REQUIRED WORK ▸
Please pull out every line that includes the string "bottom".

+++

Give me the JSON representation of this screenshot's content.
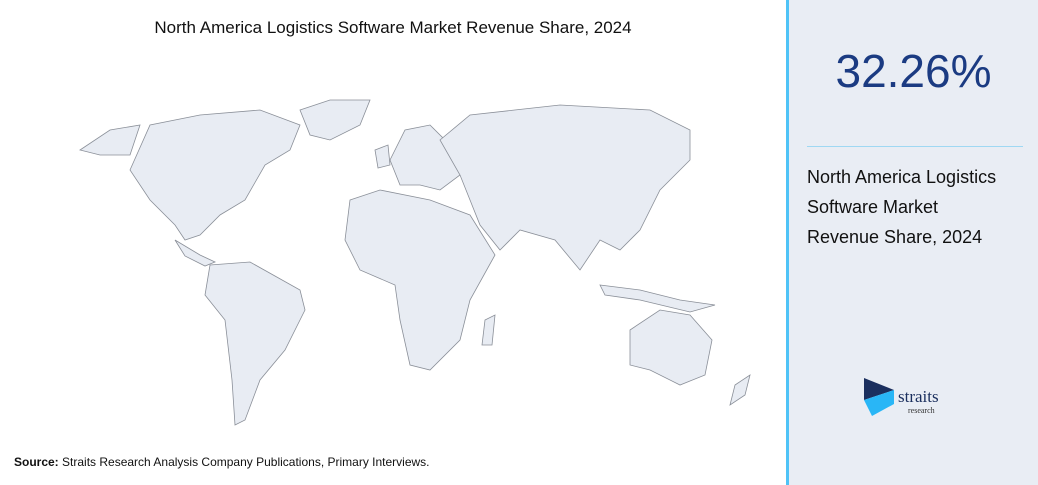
{
  "header": {
    "title": "North America Logistics Software Market Revenue Share, 2024"
  },
  "stat": {
    "value": "32.26%",
    "description": "North America Logistics Software Market Revenue Share, 2024"
  },
  "source": {
    "label": "Source:",
    "text": "Straits Research Analysis Company Publications, Primary Interviews."
  },
  "logo": {
    "name": "straits",
    "tagline": "research"
  }
}
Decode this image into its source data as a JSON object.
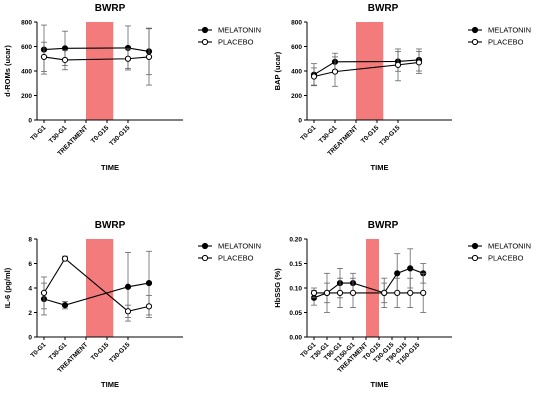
{
  "chart_data": [
    {
      "type": "line",
      "title": "BWRP",
      "xlabel": "TIME",
      "ylabel": "d-ROMs (ucar)",
      "ylim": [
        0,
        800
      ],
      "yticks": [
        0,
        200,
        400,
        600,
        800
      ],
      "categories": [
        "T0-G1",
        "T30-G1",
        "TREATMENT",
        "T0-G15",
        "T30-G15"
      ],
      "shaded": {
        "label": "TREATMENT",
        "from": 2.0,
        "to": 3.3,
        "color": "#f47b7b"
      },
      "series": [
        {
          "name": "MELATONIN",
          "marker": "filled",
          "x": [
            0,
            1,
            4,
            5
          ],
          "values": [
            575,
            585,
            588,
            560
          ],
          "err": [
            200,
            140,
            180,
            190
          ]
        },
        {
          "name": "PLACEBO",
          "marker": "open",
          "x": [
            0,
            1,
            4,
            5
          ],
          "values": [
            515,
            490,
            500,
            515
          ],
          "err": [
            120,
            80,
            80,
            230
          ]
        }
      ],
      "legend": "right"
    },
    {
      "type": "line",
      "title": "BWRP",
      "xlabel": "TIME",
      "ylabel": "BAP (ucar)",
      "ylim": [
        0,
        800
      ],
      "yticks": [
        0,
        200,
        400,
        600,
        800
      ],
      "categories": [
        "T0-G1",
        "T30-G1",
        "TREATMENT",
        "T0-G15",
        "T30-G15"
      ],
      "shaded": {
        "label": "TREATMENT",
        "from": 2.0,
        "to": 3.3,
        "color": "#f47b7b"
      },
      "series": [
        {
          "name": "MELATONIN",
          "marker": "filled",
          "x": [
            0,
            1,
            4,
            5
          ],
          "values": [
            370,
            475,
            478,
            490
          ],
          "err": [
            90,
            70,
            80,
            90
          ]
        },
        {
          "name": "PLACEBO",
          "marker": "open",
          "x": [
            0,
            1,
            4,
            5
          ],
          "values": [
            355,
            395,
            450,
            470
          ],
          "err": [
            70,
            120,
            130,
            90
          ]
        }
      ],
      "legend": "right"
    },
    {
      "type": "line",
      "title": "BWRP",
      "xlabel": "TIME",
      "ylabel": "IL-6 (pg/ml)",
      "ylim": [
        0,
        8
      ],
      "yticks": [
        0,
        2,
        4,
        6,
        8
      ],
      "categories": [
        "T0-G1",
        "T30-G1",
        "TREATMENT",
        "T0-G15",
        "T30-G15"
      ],
      "shaded": {
        "label": "TREATMENT",
        "from": 2.0,
        "to": 3.3,
        "color": "#f47b7b"
      },
      "series": [
        {
          "name": "MELATONIN",
          "marker": "filled",
          "x": [
            0,
            1,
            4,
            5
          ],
          "values": [
            3.1,
            2.6,
            4.1,
            4.4
          ],
          "err": [
            1.3,
            0.3,
            2.8,
            2.6
          ]
        },
        {
          "name": "PLACEBO",
          "marker": "open",
          "x": [
            0,
            1,
            4,
            5
          ],
          "values": [
            3.6,
            6.4,
            2.1,
            2.5
          ],
          "err": [
            1.3,
            0.2,
            0.5,
            0.9
          ]
        }
      ],
      "legend": "right"
    },
    {
      "type": "line",
      "title": "BWRP",
      "xlabel": "TIME",
      "ylabel": "HbSSG (%)",
      "ylim": [
        0,
        0.2
      ],
      "yticks": [
        "0.00",
        "0.05",
        "0.10",
        "0.15",
        "0.20"
      ],
      "categories": [
        "T0-G1",
        "T30-G1",
        "T90-G1",
        "T150-G1",
        "TREATMENT",
        "T0-G15",
        "T30-G15",
        "T90-G15",
        "T150-G15"
      ],
      "shaded": {
        "label": "TREATMENT",
        "from": 4.0,
        "to": 5.0,
        "color": "#f47b7b"
      },
      "series": [
        {
          "name": "MELATONIN",
          "marker": "filled",
          "x": [
            0,
            1,
            2,
            3,
            5.4,
            6.4,
            7.4,
            8.4
          ],
          "values": [
            0.08,
            0.09,
            0.11,
            0.11,
            0.09,
            0.13,
            0.14,
            0.13
          ],
          "err": [
            0.015,
            0.02,
            0.03,
            0.02,
            0.02,
            0.04,
            0.04,
            0.02
          ]
        },
        {
          "name": "PLACEBO",
          "marker": "open",
          "x": [
            0,
            1,
            2,
            3,
            5.4,
            6.4,
            7.4,
            8.4
          ],
          "values": [
            0.09,
            0.09,
            0.09,
            0.09,
            0.09,
            0.09,
            0.09,
            0.09
          ],
          "err": [
            0.01,
            0.04,
            0.03,
            0.03,
            0.03,
            0.03,
            0.03,
            0.04
          ]
        }
      ],
      "legend": "right"
    }
  ]
}
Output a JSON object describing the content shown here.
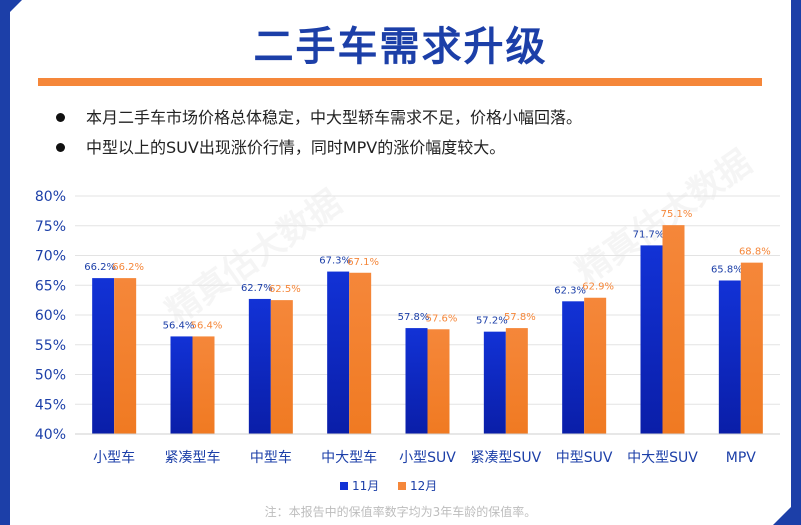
{
  "page": {
    "title": "二手车需求升级",
    "bullets": [
      "本月二手车市场价格总体稳定，中大型轿车需求不足，价格小幅回落。",
      "中型以上的SUV出现涨价行情，同时MPV的涨价幅度较大。"
    ],
    "footnote": "注：本报告中的保值率数字均为3年车龄的保值率。",
    "watermark": "精真估大数据"
  },
  "colors": {
    "brand": "#1c3fa8",
    "accent": "#f5873a",
    "series_blue": "#1232d6",
    "series_orange": "#f5873a"
  },
  "chart_data": {
    "type": "bar",
    "categories": [
      "小型车",
      "紧凑型车",
      "中型车",
      "中大型车",
      "小型SUV",
      "紧凑型SUV",
      "中型SUV",
      "中大型SUV",
      "MPV"
    ],
    "series": [
      {
        "name": "11月",
        "values": [
          66.2,
          56.4,
          62.7,
          67.3,
          57.8,
          57.2,
          62.3,
          71.7,
          65.8
        ],
        "color": "#1232d6"
      },
      {
        "name": "12月",
        "values": [
          66.2,
          56.4,
          62.5,
          67.1,
          57.6,
          57.8,
          62.9,
          75.1,
          68.8
        ],
        "color": "#f5873a"
      }
    ],
    "yticks": [
      "40%",
      "45%",
      "50%",
      "55%",
      "60%",
      "65%",
      "70%",
      "75%",
      "80%"
    ],
    "ylim": [
      40,
      80
    ],
    "value_suffix": "%",
    "legend_position": "bottom",
    "grid": true
  }
}
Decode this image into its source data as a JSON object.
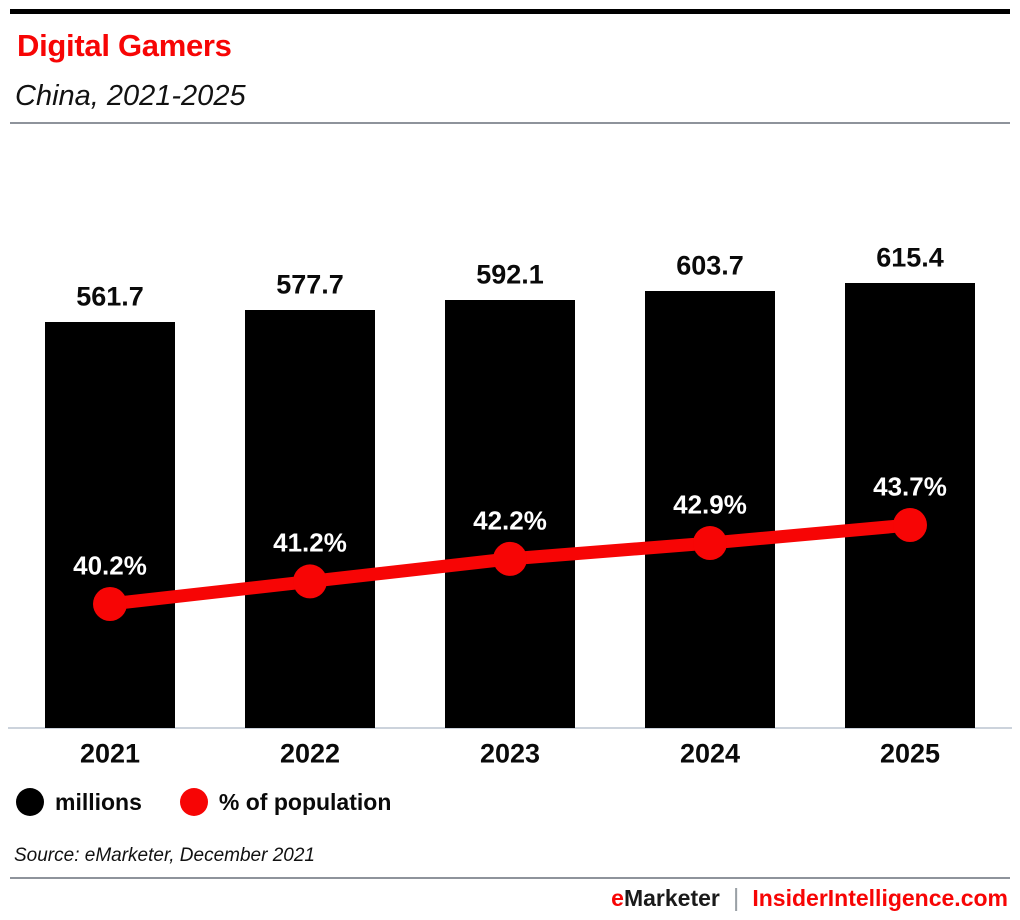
{
  "header": {
    "title": "Digital Gamers",
    "subtitle": "China, 2021-2025"
  },
  "chart_data": {
    "type": "bar",
    "title": "Digital Gamers",
    "subtitle": "China, 2021-2025",
    "categories": [
      "2021",
      "2022",
      "2023",
      "2024",
      "2025"
    ],
    "series": [
      {
        "name": "millions",
        "type": "bar",
        "color": "#000000",
        "values": [
          561.7,
          577.7,
          592.1,
          603.7,
          615.4
        ],
        "value_labels": [
          "561.7",
          "577.7",
          "592.1",
          "603.7",
          "615.4"
        ]
      },
      {
        "name": "% of population",
        "type": "line",
        "color": "#f70505",
        "values": [
          40.2,
          41.2,
          42.2,
          42.9,
          43.7
        ],
        "value_labels": [
          "40.2%",
          "41.2%",
          "42.2%",
          "42.9%",
          "43.7%"
        ]
      }
    ],
    "xlabel": "",
    "ylabel": "",
    "bar_ylim": [
      0,
      615.4
    ],
    "line_ylim": [
      40.2,
      43.7
    ],
    "grid": false,
    "legend_position": "bottom-left",
    "value_labels_shown": true
  },
  "legend": {
    "items": [
      {
        "label": "millions",
        "color": "#000000"
      },
      {
        "label": "% of population",
        "color": "#f70505"
      }
    ]
  },
  "source_note": "Source: eMarketer, December 2021",
  "brand_footer": {
    "brand_prefix": "e",
    "brand_name": "Marketer",
    "separator": "|",
    "site": "InsiderIntelligence.com"
  },
  "colors": {
    "accent_red": "#f70505",
    "bar_black": "#000000",
    "rule_gray": "#8e939b",
    "axis_gray": "#ccd3dc"
  }
}
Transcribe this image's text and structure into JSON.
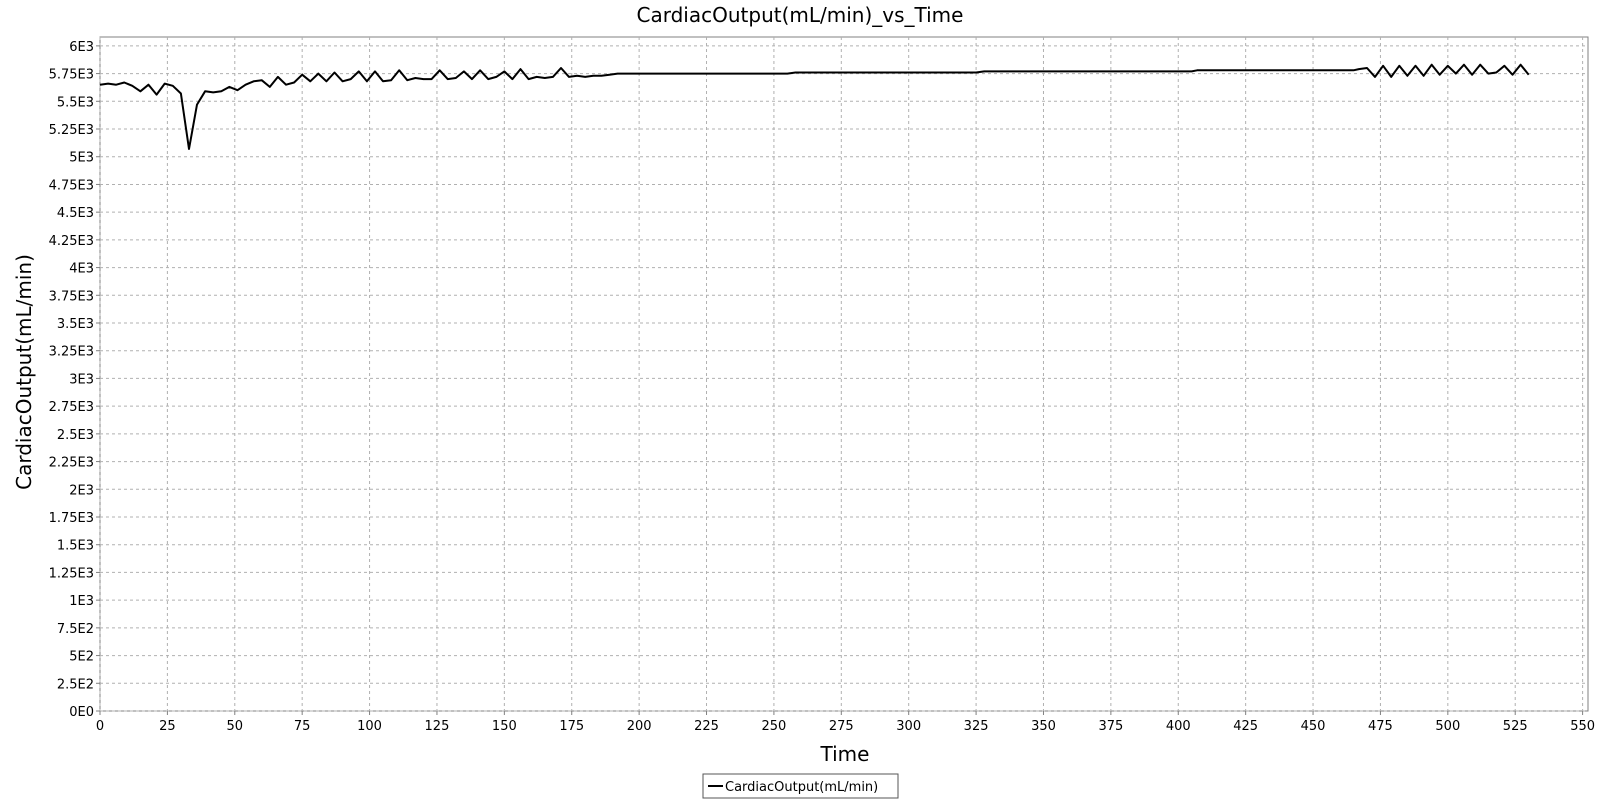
{
  "chart_data": {
    "type": "line",
    "title": "CardiacOutput(mL/min)_vs_Time",
    "xlabel": "Time",
    "ylabel": "CardiacOutput(mL/min)",
    "xlim": [
      0,
      552
    ],
    "ylim": [
      0,
      6080
    ],
    "grid": true,
    "legend_position": "bottom-center",
    "x_ticks": [
      0,
      25,
      50,
      75,
      100,
      125,
      150,
      175,
      200,
      225,
      250,
      275,
      300,
      325,
      350,
      375,
      400,
      425,
      450,
      475,
      500,
      525,
      550
    ],
    "x_tick_labels": [
      "0",
      "25",
      "50",
      "75",
      "100",
      "125",
      "150",
      "175",
      "200",
      "225",
      "250",
      "275",
      "300",
      "325",
      "350",
      "375",
      "400",
      "425",
      "450",
      "475",
      "500",
      "525",
      "550"
    ],
    "y_ticks": [
      0,
      250,
      500,
      750,
      1000,
      1250,
      1500,
      1750,
      2000,
      2250,
      2500,
      2750,
      3000,
      3250,
      3500,
      3750,
      4000,
      4250,
      4500,
      4750,
      5000,
      5250,
      5500,
      5750,
      6000
    ],
    "y_tick_labels": [
      "0E0",
      "2.5E2",
      "5E2",
      "7.5E2",
      "1E3",
      "1.25E3",
      "1.5E3",
      "1.75E3",
      "2E3",
      "2.25E3",
      "2.5E3",
      "2.75E3",
      "3E3",
      "3.25E3",
      "3.5E3",
      "3.75E3",
      "4E3",
      "4.25E3",
      "4.5E3",
      "4.75E3",
      "5E3",
      "5.25E3",
      "5.5E3",
      "5.75E3",
      "6E3"
    ],
    "series": [
      {
        "name": "CardiacOutput(mL/min)",
        "color": "#000000",
        "x": [
          0,
          3,
          6,
          9,
          12,
          15,
          18,
          21,
          24,
          27,
          30,
          33,
          36,
          39,
          42,
          45,
          48,
          51,
          54,
          57,
          60,
          63,
          66,
          69,
          72,
          75,
          78,
          81,
          84,
          87,
          90,
          93,
          96,
          99,
          102,
          105,
          108,
          111,
          114,
          117,
          120,
          123,
          126,
          129,
          132,
          135,
          138,
          141,
          144,
          147,
          150,
          153,
          156,
          159,
          162,
          165,
          168,
          171,
          174,
          177,
          180,
          183,
          186,
          189,
          192,
          195,
          200,
          225,
          250,
          255,
          258,
          275,
          300,
          325,
          328,
          350,
          375,
          400,
          405,
          407,
          425,
          450,
          460,
          465,
          467,
          470,
          473,
          476,
          479,
          482,
          485,
          488,
          491,
          494,
          497,
          500,
          503,
          506,
          509,
          512,
          515,
          518,
          521,
          524,
          527,
          530
        ],
        "y": [
          5650,
          5660,
          5650,
          5670,
          5640,
          5590,
          5650,
          5560,
          5660,
          5640,
          5570,
          5070,
          5470,
          5590,
          5580,
          5590,
          5630,
          5600,
          5650,
          5680,
          5690,
          5630,
          5720,
          5650,
          5670,
          5740,
          5680,
          5750,
          5680,
          5760,
          5680,
          5700,
          5770,
          5680,
          5770,
          5680,
          5690,
          5780,
          5690,
          5710,
          5700,
          5700,
          5780,
          5700,
          5710,
          5770,
          5700,
          5780,
          5700,
          5720,
          5770,
          5700,
          5790,
          5700,
          5720,
          5710,
          5720,
          5800,
          5720,
          5730,
          5720,
          5730,
          5730,
          5740,
          5750,
          5750,
          5750,
          5750,
          5750,
          5750,
          5760,
          5760,
          5760,
          5760,
          5770,
          5770,
          5770,
          5770,
          5770,
          5780,
          5780,
          5780,
          5780,
          5780,
          5790,
          5800,
          5720,
          5820,
          5720,
          5820,
          5730,
          5820,
          5730,
          5830,
          5740,
          5820,
          5750,
          5830,
          5740,
          5830,
          5750,
          5760,
          5820,
          5740,
          5830,
          5740
        ]
      }
    ]
  }
}
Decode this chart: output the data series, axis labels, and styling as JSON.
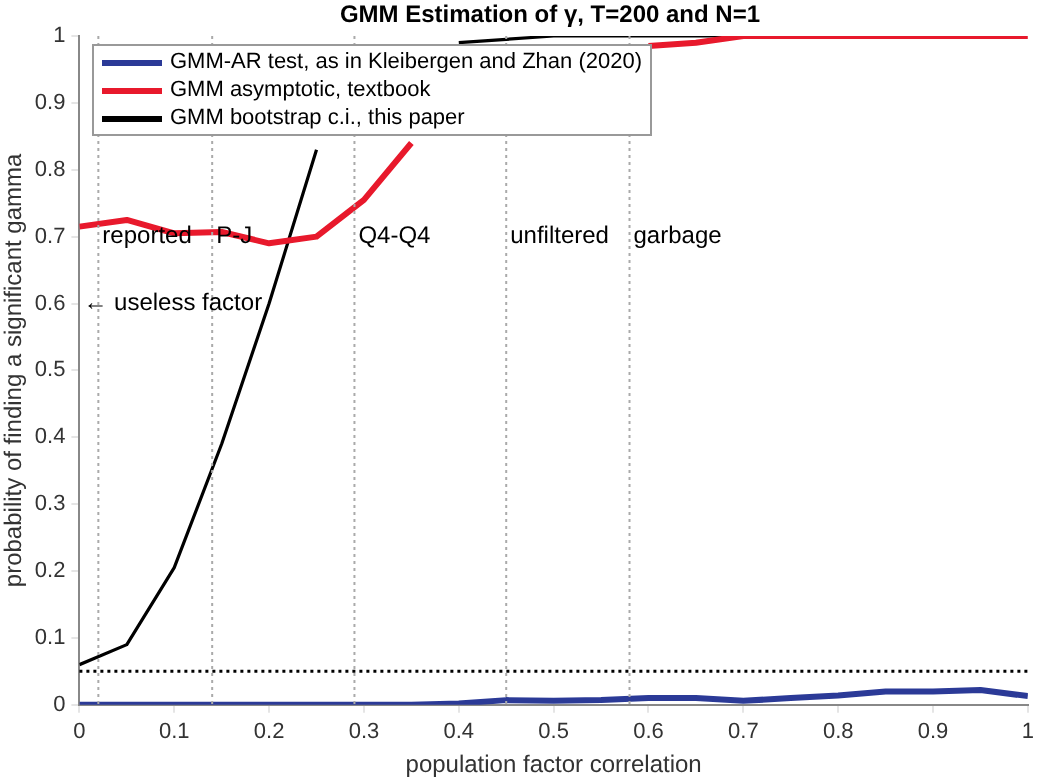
{
  "chart_data": {
    "type": "line",
    "title": "GMM Estimation of γ, T=200 and N=1",
    "xlabel": "population factor correlation",
    "ylabel": "probability of finding a significant gamma",
    "x": [
      0,
      0.05,
      0.1,
      0.15,
      0.2,
      0.25,
      0.3,
      0.35,
      0.4,
      0.45,
      0.5,
      0.55,
      0.6,
      0.65,
      0.7,
      0.75,
      0.8,
      0.85,
      0.9,
      0.95,
      1
    ],
    "series": [
      {
        "name": "GMM-AR test, as in Kleibergen and Zhan (2020)",
        "color": "#2b3a97",
        "values": [
          0,
          0,
          0,
          0,
          0,
          0,
          0,
          0,
          0.002,
          0.007,
          0.006,
          0.007,
          0.01,
          0.01,
          0.006,
          0.01,
          0.014,
          0.02,
          0.02,
          0.022,
          0.013
        ]
      },
      {
        "name": "GMM asymptotic, textbook",
        "color": "#e8192c",
        "values": [
          0.715,
          0.725,
          0.705,
          0.707,
          0.69,
          0.7,
          0.755,
          0.84,
          null,
          null,
          null,
          null,
          0.985,
          0.99,
          1,
          1,
          1,
          1,
          1,
          1,
          1
        ]
      },
      {
        "name": "GMM bootstrap c.i., this paper",
        "color": "#000000",
        "values": [
          0.06,
          0.09,
          0.205,
          0.39,
          0.6,
          0.83,
          null,
          null,
          0.99,
          0.995,
          1,
          1,
          1,
          1,
          1,
          null,
          null,
          null,
          null,
          null,
          null
        ]
      }
    ],
    "xlim": [
      0,
      1
    ],
    "ylim": [
      0,
      1
    ],
    "xticks": [
      0,
      0.1,
      0.2,
      0.3,
      0.4,
      0.5,
      0.6,
      0.7,
      0.8,
      0.9,
      1
    ],
    "yticks": [
      0,
      0.1,
      0.2,
      0.3,
      0.4,
      0.5,
      0.6,
      0.7,
      0.8,
      0.9,
      1
    ],
    "ref_lines": [
      {
        "axis": "y",
        "value": 0.05,
        "color": "#000000",
        "line_style": "dotted"
      },
      {
        "axis": "x",
        "value": 0.02,
        "label": "reported",
        "color": "#aaaaaa",
        "line_style": "dotted"
      },
      {
        "axis": "x",
        "value": 0.14,
        "label": "P-J",
        "color": "#aaaaaa",
        "line_style": "dotted"
      },
      {
        "axis": "x",
        "value": 0.29,
        "label": "Q4-Q4",
        "color": "#aaaaaa",
        "line_style": "dotted"
      },
      {
        "axis": "x",
        "value": 0.45,
        "label": "unfiltered",
        "color": "#aaaaaa",
        "line_style": "dotted"
      },
      {
        "axis": "x",
        "value": 0.58,
        "label": "garbage",
        "color": "#aaaaaa",
        "line_style": "dotted"
      }
    ],
    "annotations": [
      "← useless factor"
    ],
    "legend": "top left",
    "grid": false,
    "marker": "none",
    "line_style": "solid"
  }
}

+++

CORRECT RESPONSE ▸
    "legend_position": "bottom",
    "legend_position": "bottom-left",
    "legend_position": "bottom-center",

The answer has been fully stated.